Extracted records:
* * * * * * *

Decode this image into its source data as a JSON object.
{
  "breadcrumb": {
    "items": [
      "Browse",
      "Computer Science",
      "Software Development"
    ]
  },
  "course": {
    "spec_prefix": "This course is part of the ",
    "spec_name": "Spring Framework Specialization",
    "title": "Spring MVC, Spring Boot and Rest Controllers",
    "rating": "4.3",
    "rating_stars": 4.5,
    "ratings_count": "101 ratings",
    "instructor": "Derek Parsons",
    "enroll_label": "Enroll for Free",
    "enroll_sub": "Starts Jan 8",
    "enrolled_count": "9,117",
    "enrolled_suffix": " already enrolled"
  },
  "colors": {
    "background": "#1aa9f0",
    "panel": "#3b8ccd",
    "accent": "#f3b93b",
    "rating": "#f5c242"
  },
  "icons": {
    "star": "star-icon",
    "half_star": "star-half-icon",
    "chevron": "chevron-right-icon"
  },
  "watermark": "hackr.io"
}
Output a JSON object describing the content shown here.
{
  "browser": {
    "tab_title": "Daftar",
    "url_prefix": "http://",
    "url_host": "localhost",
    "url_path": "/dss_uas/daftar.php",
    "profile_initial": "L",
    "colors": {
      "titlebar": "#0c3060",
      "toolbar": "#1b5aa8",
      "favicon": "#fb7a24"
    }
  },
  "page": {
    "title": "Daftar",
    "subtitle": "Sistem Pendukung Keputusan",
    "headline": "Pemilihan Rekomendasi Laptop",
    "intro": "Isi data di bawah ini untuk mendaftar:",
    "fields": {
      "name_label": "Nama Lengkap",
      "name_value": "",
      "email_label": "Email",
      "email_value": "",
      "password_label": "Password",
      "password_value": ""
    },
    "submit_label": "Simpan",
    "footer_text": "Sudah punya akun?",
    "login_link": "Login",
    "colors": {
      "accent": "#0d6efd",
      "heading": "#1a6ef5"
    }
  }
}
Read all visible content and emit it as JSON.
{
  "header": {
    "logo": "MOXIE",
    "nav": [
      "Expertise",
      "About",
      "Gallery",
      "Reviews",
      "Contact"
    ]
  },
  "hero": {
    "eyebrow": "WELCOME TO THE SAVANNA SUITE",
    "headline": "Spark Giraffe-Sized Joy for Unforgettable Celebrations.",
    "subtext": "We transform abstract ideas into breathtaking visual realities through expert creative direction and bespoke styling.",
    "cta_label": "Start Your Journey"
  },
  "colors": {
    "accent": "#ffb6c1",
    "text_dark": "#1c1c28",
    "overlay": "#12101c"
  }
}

* * * * * * *

■ EXERCISE TASK: Reproduce each entry word for word.

■ ANSWER TO THIS TASK:
Decode this image into its source data as a JSON object.
{
  "breadcrumb": {
    "items": [
      "Browse",
      "Computer Science",
      "Software Development"
    ]
  },
  "course": {
    "spec_prefix": "This course is part of the ",
    "spec_name": "Spring Framework Specialization",
    "title": "Spring MVC, Spring Boot and Rest Controllers",
    "rating": "4.3",
    "rating_stars": 4.5,
    "ratings_count": "101 ratings",
    "instructor": "Derek Parsons",
    "enroll_label": "Enroll for Free",
    "enroll_sub": "Starts Jan 8",
    "enrolled_count": "9,117",
    "enrolled_suffix": " already enrolled"
  },
  "colors": {
    "background": "#1aa9f0",
    "panel": "#3b8ccd",
    "accent": "#f3b93b",
    "rating": "#f5c242"
  },
  "icons": {
    "star": "star-icon",
    "half_star": "star-half-icon",
    "chevron": "chevron-right-icon"
  },
  "watermark": "hackr.io"
}
Output a JSON object describing the content shown here.
{
  "browser": {
    "tab_title": "Daftar",
    "url_prefix": "http://",
    "url_host": "localhost",
    "url_path": "/dss_uas/daftar.php",
    "profile_initial": "L",
    "colors": {
      "titlebar": "#0c3060",
      "toolbar": "#1b5aa8",
      "favicon": "#fb7a24"
    }
  },
  "page": {
    "title": "Daftar",
    "subtitle": "Sistem Pendukung Keputusan",
    "headline": "Pemilihan Rekomendasi Laptop",
    "intro": "Isi data di bawah ini untuk mendaftar:",
    "fields": {
      "name_label": "Nama Lengkap",
      "name_value": "",
      "email_label": "Email",
      "email_value": "",
      "password_label": "Password",
      "password_value": ""
    },
    "submit_label": "Simpan",
    "footer_text": "Sudah punya akun?",
    "login_link": "Login",
    "colors": {
      "accent": "#0d6efd",
      "heading": "#1a6ef5"
    }
  }
}
Read all visible content and emit it as JSON.
{
  "header": {
    "logo": "MOXIE",
    "nav": [
      "Expertise",
      "About",
      "Gallery",
      "Reviews",
      "Contact"
    ]
  },
  "hero": {
    "eyebrow": "WELCOME TO THE SAVANNA SUITE",
    "headline": "Spark Giraffe-Sized Joy for Unforgettable Celebrations.",
    "subtext": "We transform abstract ideas into breathtaking visual realities through expert creative direction and bespoke styling.",
    "cta_label": "Start Your Journey"
  },
  "colors": {
    "accent": "#ffb6c1",
    "text_dark": "#1c1c28",
    "overlay": "#12101c"
  }
}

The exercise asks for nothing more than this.